**** RECORD SET
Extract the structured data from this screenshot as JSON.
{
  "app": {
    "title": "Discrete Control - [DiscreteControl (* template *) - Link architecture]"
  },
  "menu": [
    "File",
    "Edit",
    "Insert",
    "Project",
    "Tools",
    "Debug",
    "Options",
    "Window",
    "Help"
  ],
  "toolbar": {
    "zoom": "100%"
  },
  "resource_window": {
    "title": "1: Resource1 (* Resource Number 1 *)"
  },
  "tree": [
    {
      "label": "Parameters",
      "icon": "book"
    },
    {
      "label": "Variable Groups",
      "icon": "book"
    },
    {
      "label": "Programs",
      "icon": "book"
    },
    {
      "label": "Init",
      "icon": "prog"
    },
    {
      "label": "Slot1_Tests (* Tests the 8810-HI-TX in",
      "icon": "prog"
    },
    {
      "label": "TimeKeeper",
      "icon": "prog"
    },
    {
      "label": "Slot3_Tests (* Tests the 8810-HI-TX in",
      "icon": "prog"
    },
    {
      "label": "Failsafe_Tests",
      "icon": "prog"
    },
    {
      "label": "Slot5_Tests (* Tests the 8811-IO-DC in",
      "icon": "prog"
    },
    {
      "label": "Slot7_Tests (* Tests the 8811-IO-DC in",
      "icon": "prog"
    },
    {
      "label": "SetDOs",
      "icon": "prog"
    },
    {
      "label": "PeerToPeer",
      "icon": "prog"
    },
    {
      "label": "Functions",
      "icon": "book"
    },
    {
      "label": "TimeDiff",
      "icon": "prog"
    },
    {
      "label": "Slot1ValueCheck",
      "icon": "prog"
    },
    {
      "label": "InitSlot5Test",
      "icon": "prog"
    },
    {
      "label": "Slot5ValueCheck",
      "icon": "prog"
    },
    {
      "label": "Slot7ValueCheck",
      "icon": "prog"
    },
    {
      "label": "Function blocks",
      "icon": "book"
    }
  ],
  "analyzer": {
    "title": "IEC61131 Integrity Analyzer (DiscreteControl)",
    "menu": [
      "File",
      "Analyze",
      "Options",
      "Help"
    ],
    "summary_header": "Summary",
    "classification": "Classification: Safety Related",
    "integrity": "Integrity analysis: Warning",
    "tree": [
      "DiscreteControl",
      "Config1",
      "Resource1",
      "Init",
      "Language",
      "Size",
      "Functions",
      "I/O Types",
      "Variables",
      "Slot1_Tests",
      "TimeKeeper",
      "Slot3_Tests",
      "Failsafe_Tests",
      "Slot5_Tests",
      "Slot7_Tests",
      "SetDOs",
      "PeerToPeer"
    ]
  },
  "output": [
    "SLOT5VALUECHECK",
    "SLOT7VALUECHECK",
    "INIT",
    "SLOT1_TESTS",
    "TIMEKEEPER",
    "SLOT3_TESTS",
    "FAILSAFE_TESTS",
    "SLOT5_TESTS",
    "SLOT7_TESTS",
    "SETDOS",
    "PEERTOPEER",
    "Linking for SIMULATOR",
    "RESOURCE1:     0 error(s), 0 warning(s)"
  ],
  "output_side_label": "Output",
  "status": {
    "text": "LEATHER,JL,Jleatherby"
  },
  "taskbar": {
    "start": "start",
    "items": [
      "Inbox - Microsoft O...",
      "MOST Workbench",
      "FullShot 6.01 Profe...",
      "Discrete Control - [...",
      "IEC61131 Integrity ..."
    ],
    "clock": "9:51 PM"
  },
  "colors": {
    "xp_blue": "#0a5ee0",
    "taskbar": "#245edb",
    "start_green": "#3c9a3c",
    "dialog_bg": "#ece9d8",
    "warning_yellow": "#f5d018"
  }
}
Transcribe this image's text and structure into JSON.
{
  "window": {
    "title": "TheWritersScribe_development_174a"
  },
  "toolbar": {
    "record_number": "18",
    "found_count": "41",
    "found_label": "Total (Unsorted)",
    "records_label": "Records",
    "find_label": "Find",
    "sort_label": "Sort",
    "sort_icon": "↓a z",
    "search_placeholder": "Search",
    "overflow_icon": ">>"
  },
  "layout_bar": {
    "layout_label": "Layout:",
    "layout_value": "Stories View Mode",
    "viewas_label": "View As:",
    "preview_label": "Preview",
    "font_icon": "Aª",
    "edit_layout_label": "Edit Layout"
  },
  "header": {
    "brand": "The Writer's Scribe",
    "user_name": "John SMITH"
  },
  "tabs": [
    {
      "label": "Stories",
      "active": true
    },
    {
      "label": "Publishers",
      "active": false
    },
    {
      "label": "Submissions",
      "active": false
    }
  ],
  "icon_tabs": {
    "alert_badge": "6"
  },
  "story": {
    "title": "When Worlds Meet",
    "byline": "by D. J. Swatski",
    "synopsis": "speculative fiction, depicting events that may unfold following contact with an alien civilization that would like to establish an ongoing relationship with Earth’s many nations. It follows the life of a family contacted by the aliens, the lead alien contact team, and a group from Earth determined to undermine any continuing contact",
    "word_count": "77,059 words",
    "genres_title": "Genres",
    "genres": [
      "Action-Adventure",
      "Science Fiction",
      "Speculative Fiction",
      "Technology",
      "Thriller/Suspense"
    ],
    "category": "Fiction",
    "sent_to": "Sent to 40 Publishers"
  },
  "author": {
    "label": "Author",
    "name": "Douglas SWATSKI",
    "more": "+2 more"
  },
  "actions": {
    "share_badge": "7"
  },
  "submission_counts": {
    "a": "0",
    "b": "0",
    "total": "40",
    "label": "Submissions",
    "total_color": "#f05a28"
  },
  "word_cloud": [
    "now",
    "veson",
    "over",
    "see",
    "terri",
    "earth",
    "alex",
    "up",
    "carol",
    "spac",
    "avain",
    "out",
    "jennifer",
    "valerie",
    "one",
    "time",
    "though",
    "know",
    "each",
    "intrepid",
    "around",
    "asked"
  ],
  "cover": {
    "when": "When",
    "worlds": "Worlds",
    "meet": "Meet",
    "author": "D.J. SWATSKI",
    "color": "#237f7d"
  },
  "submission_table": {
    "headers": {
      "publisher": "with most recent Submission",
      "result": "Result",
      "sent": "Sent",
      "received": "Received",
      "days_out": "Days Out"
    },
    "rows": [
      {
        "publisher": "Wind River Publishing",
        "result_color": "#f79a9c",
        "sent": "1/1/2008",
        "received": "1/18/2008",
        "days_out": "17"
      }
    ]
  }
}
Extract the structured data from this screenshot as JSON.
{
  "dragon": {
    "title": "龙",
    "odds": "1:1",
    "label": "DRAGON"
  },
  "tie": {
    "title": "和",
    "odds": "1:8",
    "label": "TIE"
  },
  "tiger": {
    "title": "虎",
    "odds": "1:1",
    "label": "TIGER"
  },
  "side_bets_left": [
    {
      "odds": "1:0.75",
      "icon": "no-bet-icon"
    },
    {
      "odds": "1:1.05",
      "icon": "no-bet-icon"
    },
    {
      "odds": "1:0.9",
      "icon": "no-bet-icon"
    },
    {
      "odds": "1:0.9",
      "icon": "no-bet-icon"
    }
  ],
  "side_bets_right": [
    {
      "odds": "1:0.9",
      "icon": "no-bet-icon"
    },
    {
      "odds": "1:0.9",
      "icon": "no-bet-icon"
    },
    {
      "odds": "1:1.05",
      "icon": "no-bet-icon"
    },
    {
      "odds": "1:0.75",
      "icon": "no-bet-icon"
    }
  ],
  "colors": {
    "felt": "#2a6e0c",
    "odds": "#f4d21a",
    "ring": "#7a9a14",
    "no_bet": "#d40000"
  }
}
********
_TASK GOAL_
Quote every record above exactly.

_OUTPUT OF THE TASK_
Extract the structured data from this screenshot as JSON.
{
  "app": {
    "title": "Discrete Control - [DiscreteControl (* template *) - Link architecture]"
  },
  "menu": [
    "File",
    "Edit",
    "Insert",
    "Project",
    "Tools",
    "Debug",
    "Options",
    "Window",
    "Help"
  ],
  "toolbar": {
    "zoom": "100%"
  },
  "resource_window": {
    "title": "1: Resource1 (* Resource Number 1 *)"
  },
  "tree": [
    {
      "label": "Parameters",
      "icon": "book"
    },
    {
      "label": "Variable Groups",
      "icon": "book"
    },
    {
      "label": "Programs",
      "icon": "book"
    },
    {
      "label": "Init",
      "icon": "prog"
    },
    {
      "label": "Slot1_Tests (* Tests the 8810-HI-TX in",
      "icon": "prog"
    },
    {
      "label": "TimeKeeper",
      "icon": "prog"
    },
    {
      "label": "Slot3_Tests (* Tests the 8810-HI-TX in",
      "icon": "prog"
    },
    {
      "label": "Failsafe_Tests",
      "icon": "prog"
    },
    {
      "label": "Slot5_Tests (* Tests the 8811-IO-DC in",
      "icon": "prog"
    },
    {
      "label": "Slot7_Tests (* Tests the 8811-IO-DC in",
      "icon": "prog"
    },
    {
      "label": "SetDOs",
      "icon": "prog"
    },
    {
      "label": "PeerToPeer",
      "icon": "prog"
    },
    {
      "label": "Functions",
      "icon": "book"
    },
    {
      "label": "TimeDiff",
      "icon": "prog"
    },
    {
      "label": "Slot1ValueCheck",
      "icon": "prog"
    },
    {
      "label": "InitSlot5Test",
      "icon": "prog"
    },
    {
      "label": "Slot5ValueCheck",
      "icon": "prog"
    },
    {
      "label": "Slot7ValueCheck",
      "icon": "prog"
    },
    {
      "label": "Function blocks",
      "icon": "book"
    }
  ],
  "analyzer": {
    "title": "IEC61131 Integrity Analyzer (DiscreteControl)",
    "menu": [
      "File",
      "Analyze",
      "Options",
      "Help"
    ],
    "summary_header": "Summary",
    "classification": "Classification: Safety Related",
    "integrity": "Integrity analysis: Warning",
    "tree": [
      "DiscreteControl",
      "Config1",
      "Resource1",
      "Init",
      "Language",
      "Size",
      "Functions",
      "I/O Types",
      "Variables",
      "Slot1_Tests",
      "TimeKeeper",
      "Slot3_Tests",
      "Failsafe_Tests",
      "Slot5_Tests",
      "Slot7_Tests",
      "SetDOs",
      "PeerToPeer"
    ]
  },
  "output": [
    "SLOT5VALUECHECK",
    "SLOT7VALUECHECK",
    "INIT",
    "SLOT1_TESTS",
    "TIMEKEEPER",
    "SLOT3_TESTS",
    "FAILSAFE_TESTS",
    "SLOT5_TESTS",
    "SLOT7_TESTS",
    "SETDOS",
    "PEERTOPEER",
    "Linking for SIMULATOR",
    "RESOURCE1:     0 error(s), 0 warning(s)"
  ],
  "output_side_label": "Output",
  "status": {
    "text": "LEATHER,JL,Jleatherby"
  },
  "taskbar": {
    "start": "start",
    "items": [
      "Inbox - Microsoft O...",
      "MOST Workbench",
      "FullShot 6.01 Profe...",
      "Discrete Control - [...",
      "IEC61131 Integrity ..."
    ],
    "clock": "9:51 PM"
  },
  "colors": {
    "xp_blue": "#0a5ee0",
    "taskbar": "#245edb",
    "start_green": "#3c9a3c",
    "dialog_bg": "#ece9d8",
    "warning_yellow": "#f5d018"
  }
}
Transcribe this image's text and structure into JSON.
{
  "window": {
    "title": "TheWritersScribe_development_174a"
  },
  "toolbar": {
    "record_number": "18",
    "found_count": "41",
    "found_label": "Total (Unsorted)",
    "records_label": "Records",
    "find_label": "Find",
    "sort_label": "Sort",
    "sort_icon": "↓a z",
    "search_placeholder": "Search",
    "overflow_icon": ">>"
  },
  "layout_bar": {
    "layout_label": "Layout:",
    "layout_value": "Stories View Mode",
    "viewas_label": "View As:",
    "preview_label": "Preview",
    "font_icon": "Aª",
    "edit_layout_label": "Edit Layout"
  },
  "header": {
    "brand": "The Writer's Scribe",
    "user_name": "John SMITH"
  },
  "tabs": [
    {
      "label": "Stories",
      "active": true
    },
    {
      "label": "Publishers",
      "active": false
    },
    {
      "label": "Submissions",
      "active": false
    }
  ],
  "icon_tabs": {
    "alert_badge": "6"
  },
  "story": {
    "title": "When Worlds Meet",
    "byline": "by D. J. Swatski",
    "synopsis": "speculative fiction, depicting events that may unfold following contact with an alien civilization that would like to establish an ongoing relationship with Earth’s many nations. It follows the life of a family contacted by the aliens, the lead alien contact team, and a group from Earth determined to undermine any continuing contact",
    "word_count": "77,059 words",
    "genres_title": "Genres",
    "genres": [
      "Action-Adventure",
      "Science Fiction",
      "Speculative Fiction",
      "Technology",
      "Thriller/Suspense"
    ],
    "category": "Fiction",
    "sent_to": "Sent to 40 Publishers"
  },
  "author": {
    "label": "Author",
    "name": "Douglas SWATSKI",
    "more": "+2 more"
  },
  "actions": {
    "share_badge": "7"
  },
  "submission_counts": {
    "a": "0",
    "b": "0",
    "total": "40",
    "label": "Submissions",
    "total_color": "#f05a28"
  },
  "word_cloud": [
    "now",
    "veson",
    "over",
    "see",
    "terri",
    "earth",
    "alex",
    "up",
    "carol",
    "spac",
    "avain",
    "out",
    "jennifer",
    "valerie",
    "one",
    "time",
    "though",
    "know",
    "each",
    "intrepid",
    "around",
    "asked"
  ],
  "cover": {
    "when": "When",
    "worlds": "Worlds",
    "meet": "Meet",
    "author": "D.J. SWATSKI",
    "color": "#237f7d"
  },
  "submission_table": {
    "headers": {
      "publisher": "with most recent Submission",
      "result": "Result",
      "sent": "Sent",
      "received": "Received",
      "days_out": "Days Out"
    },
    "rows": [
      {
        "publisher": "Wind River Publishing",
        "result_color": "#f79a9c",
        "sent": "1/1/2008",
        "received": "1/18/2008",
        "days_out": "17"
      }
    ]
  }
}
Extract the structured data from this screenshot as JSON.
{
  "dragon": {
    "title": "龙",
    "odds": "1:1",
    "label": "DRAGON"
  },
  "tie": {
    "title": "和",
    "odds": "1:8",
    "label": "TIE"
  },
  "tiger": {
    "title": "虎",
    "odds": "1:1",
    "label": "TIGER"
  },
  "side_bets_left": [
    {
      "odds": "1:0.75",
      "icon": "no-bet-icon"
    },
    {
      "odds": "1:1.05",
      "icon": "no-bet-icon"
    },
    {
      "odds": "1:0.9",
      "icon": "no-bet-icon"
    },
    {
      "odds": "1:0.9",
      "icon": "no-bet-icon"
    }
  ],
  "side_bets_right": [
    {
      "odds": "1:0.9",
      "icon": "no-bet-icon"
    },
    {
      "odds": "1:0.9",
      "icon": "no-bet-icon"
    },
    {
      "odds": "1:1.05",
      "icon": "no-bet-icon"
    },
    {
      "odds": "1:0.75",
      "icon": "no-bet-icon"
    }
  ],
  "colors": {
    "felt": "#2a6e0c",
    "odds": "#f4d21a",
    "ring": "#7a9a14",
    "no_bet": "#d40000"
  }
}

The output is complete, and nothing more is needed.